Extract each line from the entries below that has the string "العلي" in it.

--- start Provided data ---

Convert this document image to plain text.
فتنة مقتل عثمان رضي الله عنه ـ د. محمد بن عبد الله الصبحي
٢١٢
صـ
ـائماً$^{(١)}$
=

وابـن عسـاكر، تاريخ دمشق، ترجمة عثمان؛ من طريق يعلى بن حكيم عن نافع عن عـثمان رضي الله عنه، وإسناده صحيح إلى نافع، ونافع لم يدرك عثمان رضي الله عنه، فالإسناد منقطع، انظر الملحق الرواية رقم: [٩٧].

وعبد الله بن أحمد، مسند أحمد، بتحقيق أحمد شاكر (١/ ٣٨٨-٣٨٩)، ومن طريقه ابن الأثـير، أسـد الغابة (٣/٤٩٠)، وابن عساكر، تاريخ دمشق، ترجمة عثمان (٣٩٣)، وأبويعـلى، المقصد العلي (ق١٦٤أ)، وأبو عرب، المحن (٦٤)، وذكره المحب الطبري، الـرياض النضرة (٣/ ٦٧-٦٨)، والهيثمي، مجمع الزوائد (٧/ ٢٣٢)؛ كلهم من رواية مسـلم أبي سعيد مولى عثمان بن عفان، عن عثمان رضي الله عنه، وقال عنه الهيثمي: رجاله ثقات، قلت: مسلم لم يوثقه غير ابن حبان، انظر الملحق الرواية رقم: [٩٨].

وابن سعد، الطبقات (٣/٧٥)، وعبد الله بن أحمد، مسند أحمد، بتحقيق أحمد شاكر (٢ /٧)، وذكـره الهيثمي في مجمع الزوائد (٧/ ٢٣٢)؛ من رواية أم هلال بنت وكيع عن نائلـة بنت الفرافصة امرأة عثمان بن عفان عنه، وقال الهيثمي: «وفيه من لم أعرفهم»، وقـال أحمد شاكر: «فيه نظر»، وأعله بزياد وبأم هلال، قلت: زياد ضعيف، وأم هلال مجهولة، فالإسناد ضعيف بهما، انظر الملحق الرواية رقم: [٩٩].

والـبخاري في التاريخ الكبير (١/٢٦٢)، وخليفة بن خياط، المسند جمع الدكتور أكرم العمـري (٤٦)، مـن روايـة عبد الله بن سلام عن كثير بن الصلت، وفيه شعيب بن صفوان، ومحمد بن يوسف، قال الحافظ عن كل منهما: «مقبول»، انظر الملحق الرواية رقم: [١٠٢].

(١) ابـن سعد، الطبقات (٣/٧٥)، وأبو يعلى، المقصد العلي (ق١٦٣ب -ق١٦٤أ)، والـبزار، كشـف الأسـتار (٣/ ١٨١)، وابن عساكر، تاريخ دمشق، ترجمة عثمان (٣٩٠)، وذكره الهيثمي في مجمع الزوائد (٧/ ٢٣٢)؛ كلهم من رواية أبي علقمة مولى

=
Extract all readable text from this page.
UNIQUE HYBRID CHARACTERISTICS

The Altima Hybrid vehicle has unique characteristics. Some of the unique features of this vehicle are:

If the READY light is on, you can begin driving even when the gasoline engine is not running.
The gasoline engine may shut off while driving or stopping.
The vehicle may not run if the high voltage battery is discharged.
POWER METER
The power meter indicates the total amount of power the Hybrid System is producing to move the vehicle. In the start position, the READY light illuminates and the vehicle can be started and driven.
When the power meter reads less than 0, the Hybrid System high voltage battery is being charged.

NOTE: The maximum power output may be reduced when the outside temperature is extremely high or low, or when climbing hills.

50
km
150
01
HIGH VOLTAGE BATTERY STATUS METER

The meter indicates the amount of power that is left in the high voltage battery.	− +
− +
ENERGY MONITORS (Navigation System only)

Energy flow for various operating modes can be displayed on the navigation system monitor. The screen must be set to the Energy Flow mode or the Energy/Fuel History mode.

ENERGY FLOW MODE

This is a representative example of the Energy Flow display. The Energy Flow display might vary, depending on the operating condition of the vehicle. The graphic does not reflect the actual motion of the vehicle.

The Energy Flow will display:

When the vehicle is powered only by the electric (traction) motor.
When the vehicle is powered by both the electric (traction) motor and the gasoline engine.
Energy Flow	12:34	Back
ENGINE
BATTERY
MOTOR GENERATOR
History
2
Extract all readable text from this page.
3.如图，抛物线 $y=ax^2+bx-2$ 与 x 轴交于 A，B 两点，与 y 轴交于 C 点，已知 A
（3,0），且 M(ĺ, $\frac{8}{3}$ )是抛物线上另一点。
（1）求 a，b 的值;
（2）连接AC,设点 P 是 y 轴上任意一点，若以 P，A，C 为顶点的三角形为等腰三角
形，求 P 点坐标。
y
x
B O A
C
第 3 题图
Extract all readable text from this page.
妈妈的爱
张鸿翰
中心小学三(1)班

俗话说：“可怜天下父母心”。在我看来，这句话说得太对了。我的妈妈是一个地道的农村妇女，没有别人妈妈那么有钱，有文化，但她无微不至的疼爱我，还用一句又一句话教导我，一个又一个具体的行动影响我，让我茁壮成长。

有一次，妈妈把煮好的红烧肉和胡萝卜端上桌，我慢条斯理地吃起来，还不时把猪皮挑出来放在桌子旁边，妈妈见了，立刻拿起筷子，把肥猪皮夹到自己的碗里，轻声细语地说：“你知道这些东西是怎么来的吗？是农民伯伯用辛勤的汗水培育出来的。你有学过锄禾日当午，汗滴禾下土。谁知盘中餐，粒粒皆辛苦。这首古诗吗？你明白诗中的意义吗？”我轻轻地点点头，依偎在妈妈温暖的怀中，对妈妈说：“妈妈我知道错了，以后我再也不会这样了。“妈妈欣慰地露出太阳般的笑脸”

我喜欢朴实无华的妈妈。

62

--- end Provided data ---

The response -
وعبد الله بن أحمد، مسند أحمد، بتحقيق أحمد شاكر (١/ ٣٨٨-٣٨٩)، ومن طريقه ابن الأثـير، أسـد الغابة (٣/٤٩٠)، وابن عساكر، تاريخ دمشق، ترجمة عثمان (٣٩٣)، وأبويعـلى، المقصد العلي (ق١٦٤أ)، وأبو عرب، المحن (٦٤)، وذكره المحب الطبري، الـرياض النضرة (٣/ ٦٧-٦٨)، والهيثمي، مجمع الزوائد (٧/ ٢٣٢)؛ كلهم من رواية مسـلم أبي سعيد مولى عثمان بن عفان، عن عثمان رضي الله عنه، وقال عنه الهيثمي: رجاله ثقات، قلت: مسلم لم يوثقه غير ابن حبان، انظر الملحق الرواية رقم: [٩٨].
(١) ابـن سعد، الطبقات (٣/٧٥)، وأبو يعلى، المقصد العلي (ق١٦٣ب -ق١٦٤أ)، والـبزار، كشـف الأسـتار (٣/ ١٨١)، وابن عساكر، تاريخ دمشق، ترجمة عثمان (٣٩٠)، وذكره الهيثمي في مجمع الزوائد (٧/ ٢٣٢)؛ كلهم من رواية أبي علقمة مولى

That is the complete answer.